--- START OF DATA IN THIS EXERCISE ---

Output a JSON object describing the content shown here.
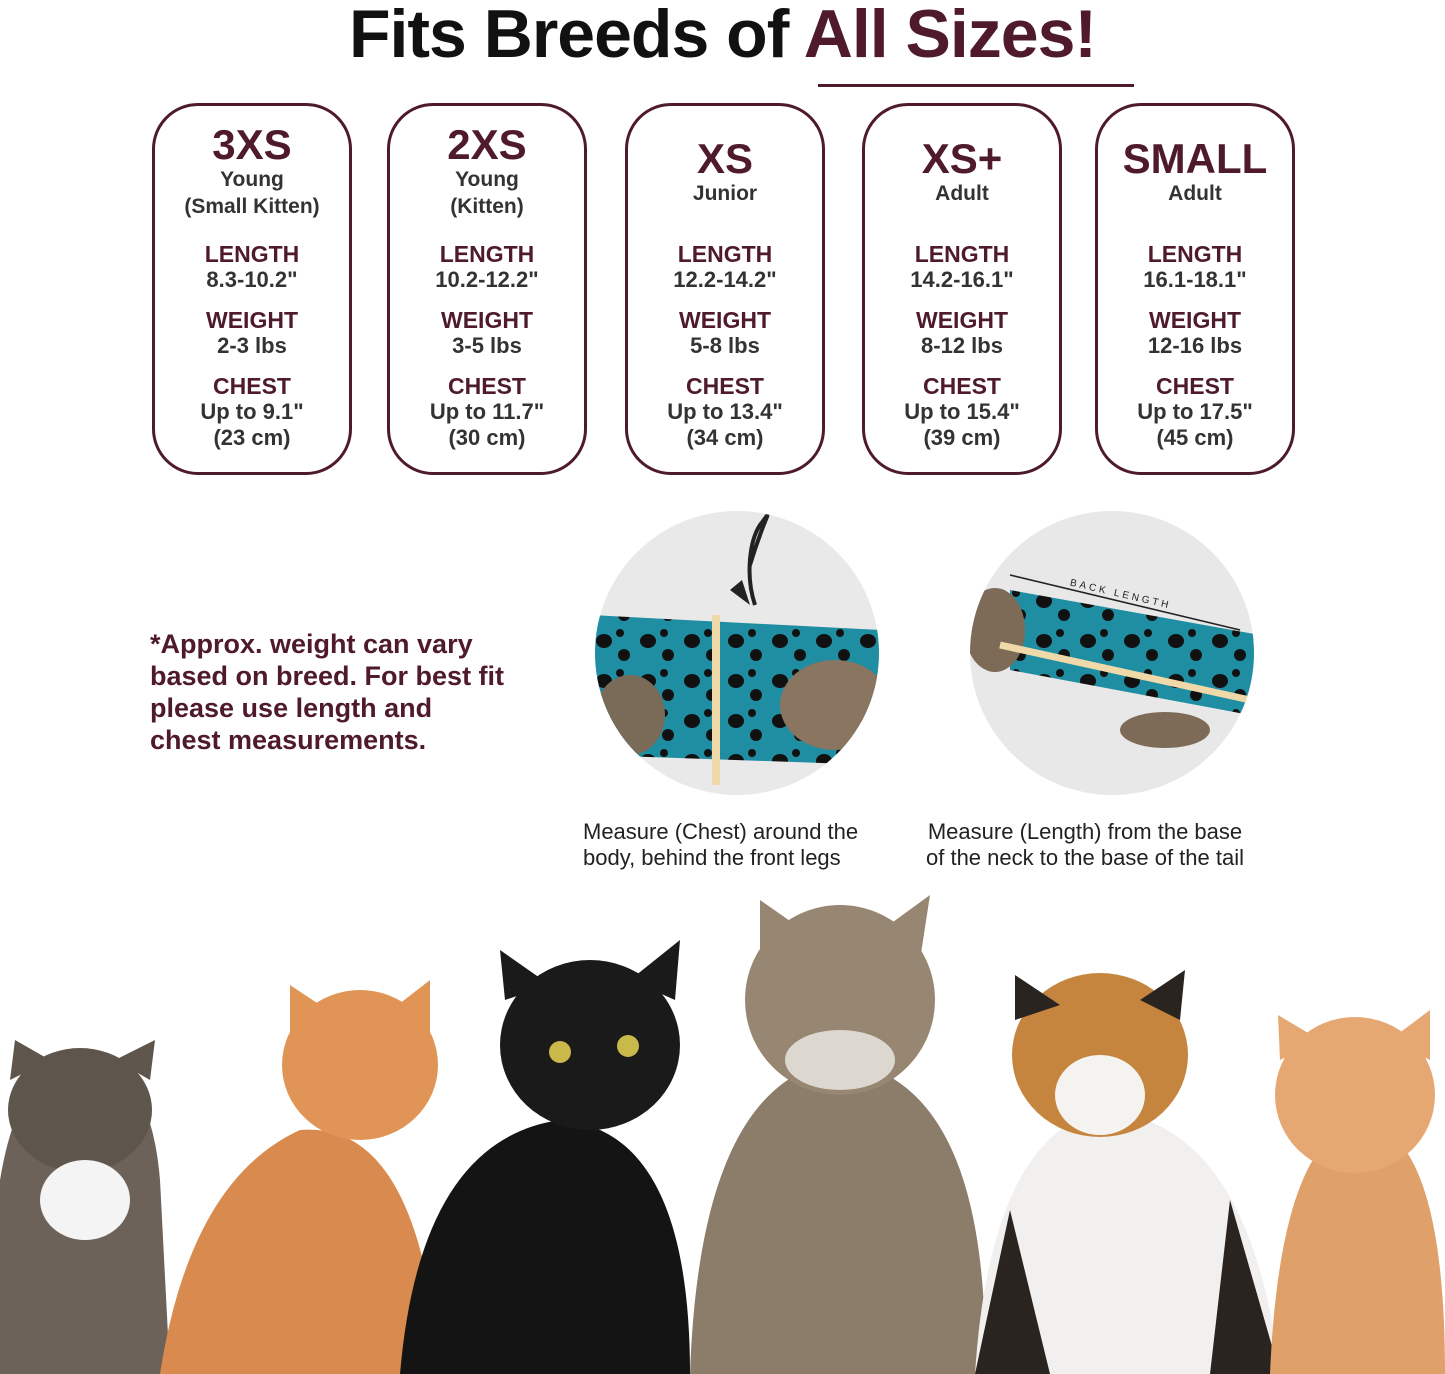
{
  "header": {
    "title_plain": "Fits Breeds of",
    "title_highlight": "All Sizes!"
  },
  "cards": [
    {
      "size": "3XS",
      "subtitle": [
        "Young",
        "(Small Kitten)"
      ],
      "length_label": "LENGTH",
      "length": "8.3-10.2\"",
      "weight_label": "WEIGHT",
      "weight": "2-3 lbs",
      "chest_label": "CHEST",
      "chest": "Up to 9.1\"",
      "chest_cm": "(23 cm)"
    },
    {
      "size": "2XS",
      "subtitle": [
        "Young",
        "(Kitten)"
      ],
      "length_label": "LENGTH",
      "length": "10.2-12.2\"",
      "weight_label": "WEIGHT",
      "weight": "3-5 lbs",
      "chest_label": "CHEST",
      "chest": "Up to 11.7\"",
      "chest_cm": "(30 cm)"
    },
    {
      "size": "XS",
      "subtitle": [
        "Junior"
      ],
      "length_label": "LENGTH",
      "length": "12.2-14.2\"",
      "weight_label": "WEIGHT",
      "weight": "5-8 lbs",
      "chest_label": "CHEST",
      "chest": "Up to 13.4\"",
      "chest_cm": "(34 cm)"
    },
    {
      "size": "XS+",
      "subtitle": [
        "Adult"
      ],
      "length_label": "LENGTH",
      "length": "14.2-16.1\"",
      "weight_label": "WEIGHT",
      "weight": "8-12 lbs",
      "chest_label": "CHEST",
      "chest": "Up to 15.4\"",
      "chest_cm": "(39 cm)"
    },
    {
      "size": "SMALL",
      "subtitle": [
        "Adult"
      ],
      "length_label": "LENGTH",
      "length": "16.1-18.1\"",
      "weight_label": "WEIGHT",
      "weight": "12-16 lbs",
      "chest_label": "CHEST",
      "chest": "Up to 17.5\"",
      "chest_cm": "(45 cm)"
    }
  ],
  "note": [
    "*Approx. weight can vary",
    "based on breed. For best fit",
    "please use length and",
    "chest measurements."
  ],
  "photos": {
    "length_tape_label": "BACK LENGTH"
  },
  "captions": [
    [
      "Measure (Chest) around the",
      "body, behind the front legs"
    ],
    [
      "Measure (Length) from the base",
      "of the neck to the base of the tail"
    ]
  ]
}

--- END OF DATA IN THIS EXERCISE ---

**TASK OBJECTIVE**
The records above must be transcribed exactly. Pictures are left out of the copy.

**FINISHED ANSWER**
Output a JSON object describing the content shown here.
{
  "header": {
    "title_plain": "Fits Breeds of",
    "title_highlight": "All Sizes!"
  },
  "cards": [
    {
      "size": "3XS",
      "subtitle": [
        "Young",
        "(Small Kitten)"
      ],
      "length_label": "LENGTH",
      "length": "8.3-10.2\"",
      "weight_label": "WEIGHT",
      "weight": "2-3 lbs",
      "chest_label": "CHEST",
      "chest": "Up to 9.1\"",
      "chest_cm": "(23 cm)"
    },
    {
      "size": "2XS",
      "subtitle": [
        "Young",
        "(Kitten)"
      ],
      "length_label": "LENGTH",
      "length": "10.2-12.2\"",
      "weight_label": "WEIGHT",
      "weight": "3-5 lbs",
      "chest_label": "CHEST",
      "chest": "Up to 11.7\"",
      "chest_cm": "(30 cm)"
    },
    {
      "size": "XS",
      "subtitle": [
        "Junior"
      ],
      "length_label": "LENGTH",
      "length": "12.2-14.2\"",
      "weight_label": "WEIGHT",
      "weight": "5-8 lbs",
      "chest_label": "CHEST",
      "chest": "Up to 13.4\"",
      "chest_cm": "(34 cm)"
    },
    {
      "size": "XS+",
      "subtitle": [
        "Adult"
      ],
      "length_label": "LENGTH",
      "length": "14.2-16.1\"",
      "weight_label": "WEIGHT",
      "weight": "8-12 lbs",
      "chest_label": "CHEST",
      "chest": "Up to 15.4\"",
      "chest_cm": "(39 cm)"
    },
    {
      "size": "SMALL",
      "subtitle": [
        "Adult"
      ],
      "length_label": "LENGTH",
      "length": "16.1-18.1\"",
      "weight_label": "WEIGHT",
      "weight": "12-16 lbs",
      "chest_label": "CHEST",
      "chest": "Up to 17.5\"",
      "chest_cm": "(45 cm)"
    }
  ],
  "note": [
    "*Approx. weight can vary",
    "based on breed. For best fit",
    "please use length and",
    "chest measurements."
  ],
  "photos": {
    "length_tape_label": "BACK LENGTH"
  },
  "captions": [
    [
      "Measure (Chest) around the",
      "body, behind the front legs"
    ],
    [
      "Measure (Length) from the base",
      "of the neck to the base of the tail"
    ]
  ]
}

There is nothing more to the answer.